** begin PROVIDED RECORDS **
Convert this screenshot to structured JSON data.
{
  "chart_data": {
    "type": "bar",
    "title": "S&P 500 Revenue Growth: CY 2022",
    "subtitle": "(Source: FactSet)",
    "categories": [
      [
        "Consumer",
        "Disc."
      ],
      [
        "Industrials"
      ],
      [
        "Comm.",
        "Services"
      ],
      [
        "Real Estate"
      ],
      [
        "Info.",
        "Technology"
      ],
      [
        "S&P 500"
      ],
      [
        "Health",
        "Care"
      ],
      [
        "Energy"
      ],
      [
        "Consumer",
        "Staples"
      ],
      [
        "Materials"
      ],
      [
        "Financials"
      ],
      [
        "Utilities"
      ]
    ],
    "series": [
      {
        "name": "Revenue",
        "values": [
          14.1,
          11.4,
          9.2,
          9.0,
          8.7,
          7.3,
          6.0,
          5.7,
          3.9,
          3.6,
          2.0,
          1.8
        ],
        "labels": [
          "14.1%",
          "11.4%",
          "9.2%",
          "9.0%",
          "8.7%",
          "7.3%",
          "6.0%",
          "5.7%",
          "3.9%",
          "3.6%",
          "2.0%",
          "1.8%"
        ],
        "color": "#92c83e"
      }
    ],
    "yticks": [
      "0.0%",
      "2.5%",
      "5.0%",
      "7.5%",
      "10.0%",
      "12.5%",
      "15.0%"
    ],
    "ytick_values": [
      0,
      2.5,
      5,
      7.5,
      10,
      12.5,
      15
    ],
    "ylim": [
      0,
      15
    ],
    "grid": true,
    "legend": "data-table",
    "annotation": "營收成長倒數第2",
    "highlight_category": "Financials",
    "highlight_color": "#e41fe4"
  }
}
** end PROVIDED RECORDS **
WHAT YOU NEED TO DO:
Please repeat the material above, word for word and in full.

TASK RESPONSE:
Convert this screenshot to structured JSON data.
{
  "chart_data": {
    "type": "bar",
    "title": "S&P 500 Revenue Growth: CY 2022",
    "subtitle": "(Source: FactSet)",
    "categories": [
      [
        "Consumer",
        "Disc."
      ],
      [
        "Industrials"
      ],
      [
        "Comm.",
        "Services"
      ],
      [
        "Real Estate"
      ],
      [
        "Info.",
        "Technology"
      ],
      [
        "S&P 500"
      ],
      [
        "Health",
        "Care"
      ],
      [
        "Energy"
      ],
      [
        "Consumer",
        "Staples"
      ],
      [
        "Materials"
      ],
      [
        "Financials"
      ],
      [
        "Utilities"
      ]
    ],
    "series": [
      {
        "name": "Revenue",
        "values": [
          14.1,
          11.4,
          9.2,
          9.0,
          8.7,
          7.3,
          6.0,
          5.7,
          3.9,
          3.6,
          2.0,
          1.8
        ],
        "labels": [
          "14.1%",
          "11.4%",
          "9.2%",
          "9.0%",
          "8.7%",
          "7.3%",
          "6.0%",
          "5.7%",
          "3.9%",
          "3.6%",
          "2.0%",
          "1.8%"
        ],
        "color": "#92c83e"
      }
    ],
    "yticks": [
      "0.0%",
      "2.5%",
      "5.0%",
      "7.5%",
      "10.0%",
      "12.5%",
      "15.0%"
    ],
    "ytick_values": [
      0,
      2.5,
      5,
      7.5,
      10,
      12.5,
      15
    ],
    "ylim": [
      0,
      15
    ],
    "grid": true,
    "legend": "data-table",
    "annotation": "營收成長倒數第2",
    "highlight_category": "Financials",
    "highlight_color": "#e41fe4"
  }
}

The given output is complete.